• _PASSAGE_
== == ==

Weather and seasons

Our weather
and seasons

South Estonia has four seasons and the difference between them is not subtle. This is not a place where winter means grey drizzle and summer means slightly less grey drizzle. The seasons here are distinct, each with its own logic, its own light and its own reason to visit.

Spring

Somewhere around late April, South Estonia flips. The forests go from bare to green in what feels like a single week. Wildflowers come up through the meadows. The bog cotton turns the open stretches white. The air changes.

The rivers are at their highest from snowmelt – the Võhandu and the Ahja running full and fast, the best conditions all year for canoeing. Above Lake Peipsi and the Emajõgi floodplains, the migratory birds arrive in numbers that are hard to prepare for. South Estonia sits on one of Europe’s main migratory flyways and spring brings numbers that serious birdwatchers plan trips around months in advance. Some mornings the sky above the water is simply full.

== == ==

• _RECORDED DATA_

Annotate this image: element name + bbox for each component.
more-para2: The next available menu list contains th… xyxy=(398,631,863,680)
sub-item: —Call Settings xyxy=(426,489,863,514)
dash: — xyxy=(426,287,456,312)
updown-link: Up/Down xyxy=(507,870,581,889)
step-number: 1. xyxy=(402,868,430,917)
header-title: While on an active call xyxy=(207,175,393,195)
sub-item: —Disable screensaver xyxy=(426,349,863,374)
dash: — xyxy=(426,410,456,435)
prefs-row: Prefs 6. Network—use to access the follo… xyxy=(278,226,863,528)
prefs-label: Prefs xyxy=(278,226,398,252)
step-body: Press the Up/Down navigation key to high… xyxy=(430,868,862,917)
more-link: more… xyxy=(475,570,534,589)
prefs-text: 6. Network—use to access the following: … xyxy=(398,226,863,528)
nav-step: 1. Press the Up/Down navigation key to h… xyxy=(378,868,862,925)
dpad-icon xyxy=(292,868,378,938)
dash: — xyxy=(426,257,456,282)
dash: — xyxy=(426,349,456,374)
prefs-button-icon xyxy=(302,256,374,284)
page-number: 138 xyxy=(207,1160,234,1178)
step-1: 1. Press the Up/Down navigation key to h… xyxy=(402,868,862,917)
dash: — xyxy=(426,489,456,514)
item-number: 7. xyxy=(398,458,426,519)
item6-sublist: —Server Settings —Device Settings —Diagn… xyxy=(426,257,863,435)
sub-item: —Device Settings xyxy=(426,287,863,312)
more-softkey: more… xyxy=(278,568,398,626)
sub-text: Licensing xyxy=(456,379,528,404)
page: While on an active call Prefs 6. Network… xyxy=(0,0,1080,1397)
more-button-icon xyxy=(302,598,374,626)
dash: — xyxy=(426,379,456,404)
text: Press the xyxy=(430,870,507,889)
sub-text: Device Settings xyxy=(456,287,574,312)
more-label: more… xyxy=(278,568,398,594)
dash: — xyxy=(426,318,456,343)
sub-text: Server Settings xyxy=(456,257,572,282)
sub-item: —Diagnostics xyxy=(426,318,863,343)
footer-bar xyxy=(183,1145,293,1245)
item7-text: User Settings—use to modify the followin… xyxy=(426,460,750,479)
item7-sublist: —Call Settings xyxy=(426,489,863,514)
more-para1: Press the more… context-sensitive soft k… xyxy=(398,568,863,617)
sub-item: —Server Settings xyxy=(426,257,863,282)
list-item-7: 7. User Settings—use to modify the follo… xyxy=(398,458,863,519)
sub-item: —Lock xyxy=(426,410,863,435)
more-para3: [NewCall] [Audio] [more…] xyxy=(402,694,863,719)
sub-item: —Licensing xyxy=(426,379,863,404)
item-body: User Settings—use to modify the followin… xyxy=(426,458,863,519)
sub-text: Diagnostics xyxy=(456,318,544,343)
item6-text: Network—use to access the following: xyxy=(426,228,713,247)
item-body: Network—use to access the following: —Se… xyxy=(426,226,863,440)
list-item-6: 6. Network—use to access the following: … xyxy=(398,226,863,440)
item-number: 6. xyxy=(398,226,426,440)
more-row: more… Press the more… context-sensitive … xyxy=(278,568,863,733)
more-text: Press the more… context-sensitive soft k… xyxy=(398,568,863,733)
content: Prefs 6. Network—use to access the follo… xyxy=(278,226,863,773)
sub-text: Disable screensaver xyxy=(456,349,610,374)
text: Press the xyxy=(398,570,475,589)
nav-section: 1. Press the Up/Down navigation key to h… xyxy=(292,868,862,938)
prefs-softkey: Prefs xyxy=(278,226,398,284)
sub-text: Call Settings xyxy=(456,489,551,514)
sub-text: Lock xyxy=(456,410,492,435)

== == ==

• _WORK TO DO_
[1] In the text on South Estonia's seasons, around what time of year does the region flip into spring?
[2] From the text on South Estonia's seasons, repeat the part that opens with the words containing "Our weather" and closes with "reason to visit.".
[3] List every named river or lake mentioned in the text on South Estonia's seasons.

• _RESPONSES TO THE TASKS_
[1] Around late April.

[2]
Our weather
and seasons

South Estonia has four seasons and the difference between them is not subtle. This is not a place where winter means grey drizzle and summer means slightly less grey drizzle. The seasons here are distinct, each with its own logic, its own light and its own reason to visit.

[3] Võhandu, Ahja, Lake Peipsi, Emajõgi